*Requirement:*
Starting at the line that contains "Give me the", print every remaining line of the entries, unchanged, and output nothing more.

*Listing:*
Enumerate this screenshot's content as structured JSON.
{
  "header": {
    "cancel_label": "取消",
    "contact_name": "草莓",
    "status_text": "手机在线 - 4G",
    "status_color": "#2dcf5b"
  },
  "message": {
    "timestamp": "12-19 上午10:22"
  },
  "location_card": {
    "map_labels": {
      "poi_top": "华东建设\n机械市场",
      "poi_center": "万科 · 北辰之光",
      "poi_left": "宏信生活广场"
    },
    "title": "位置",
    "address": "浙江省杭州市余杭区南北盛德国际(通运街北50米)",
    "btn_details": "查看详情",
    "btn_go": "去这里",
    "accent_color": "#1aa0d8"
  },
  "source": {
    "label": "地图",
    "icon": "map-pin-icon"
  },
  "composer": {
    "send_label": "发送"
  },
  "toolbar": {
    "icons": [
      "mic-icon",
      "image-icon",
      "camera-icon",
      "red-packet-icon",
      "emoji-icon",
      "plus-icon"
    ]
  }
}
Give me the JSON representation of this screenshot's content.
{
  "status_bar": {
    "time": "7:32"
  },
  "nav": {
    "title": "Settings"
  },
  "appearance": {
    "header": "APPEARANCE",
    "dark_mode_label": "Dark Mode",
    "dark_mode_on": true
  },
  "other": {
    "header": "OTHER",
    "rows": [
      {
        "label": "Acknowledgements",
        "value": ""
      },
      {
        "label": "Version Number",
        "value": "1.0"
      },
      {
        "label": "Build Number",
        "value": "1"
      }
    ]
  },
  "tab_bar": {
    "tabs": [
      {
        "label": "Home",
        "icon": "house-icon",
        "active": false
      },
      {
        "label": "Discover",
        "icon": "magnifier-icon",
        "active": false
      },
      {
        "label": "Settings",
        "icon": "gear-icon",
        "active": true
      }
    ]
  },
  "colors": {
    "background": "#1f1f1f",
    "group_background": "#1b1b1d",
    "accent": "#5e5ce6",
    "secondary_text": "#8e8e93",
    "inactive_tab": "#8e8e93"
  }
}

*Written answer:*
Give me the JSON representation of this screenshot's content.
{
  "status_bar": {
    "time": "7:32"
  },
  "nav": {
    "title": "Settings"
  },
  "appearance": {
    "header": "APPEARANCE",
    "dark_mode_label": "Dark Mode",
    "dark_mode_on": true
  },
  "other": {
    "header": "OTHER",
    "rows": [
      {
        "label": "Acknowledgements",
        "value": ""
      },
      {
        "label": "Version Number",
        "value": "1.0"
      },
      {
        "label": "Build Number",
        "value": "1"
      }
    ]
  },
  "tab_bar": {
    "tabs": [
      {
        "label": "Home",
        "icon": "house-icon",
        "active": false
      },
      {
        "label": "Discover",
        "icon": "magnifier-icon",
        "active": false
      },
      {
        "label": "Settings",
        "icon": "gear-icon",
        "active": true
      }
    ]
  },
  "colors": {
    "background": "#1f1f1f",
    "group_background": "#1b1b1d",
    "accent": "#5e5ce6",
    "secondary_text": "#8e8e93",
    "inactive_tab": "#8e8e93"
  }
}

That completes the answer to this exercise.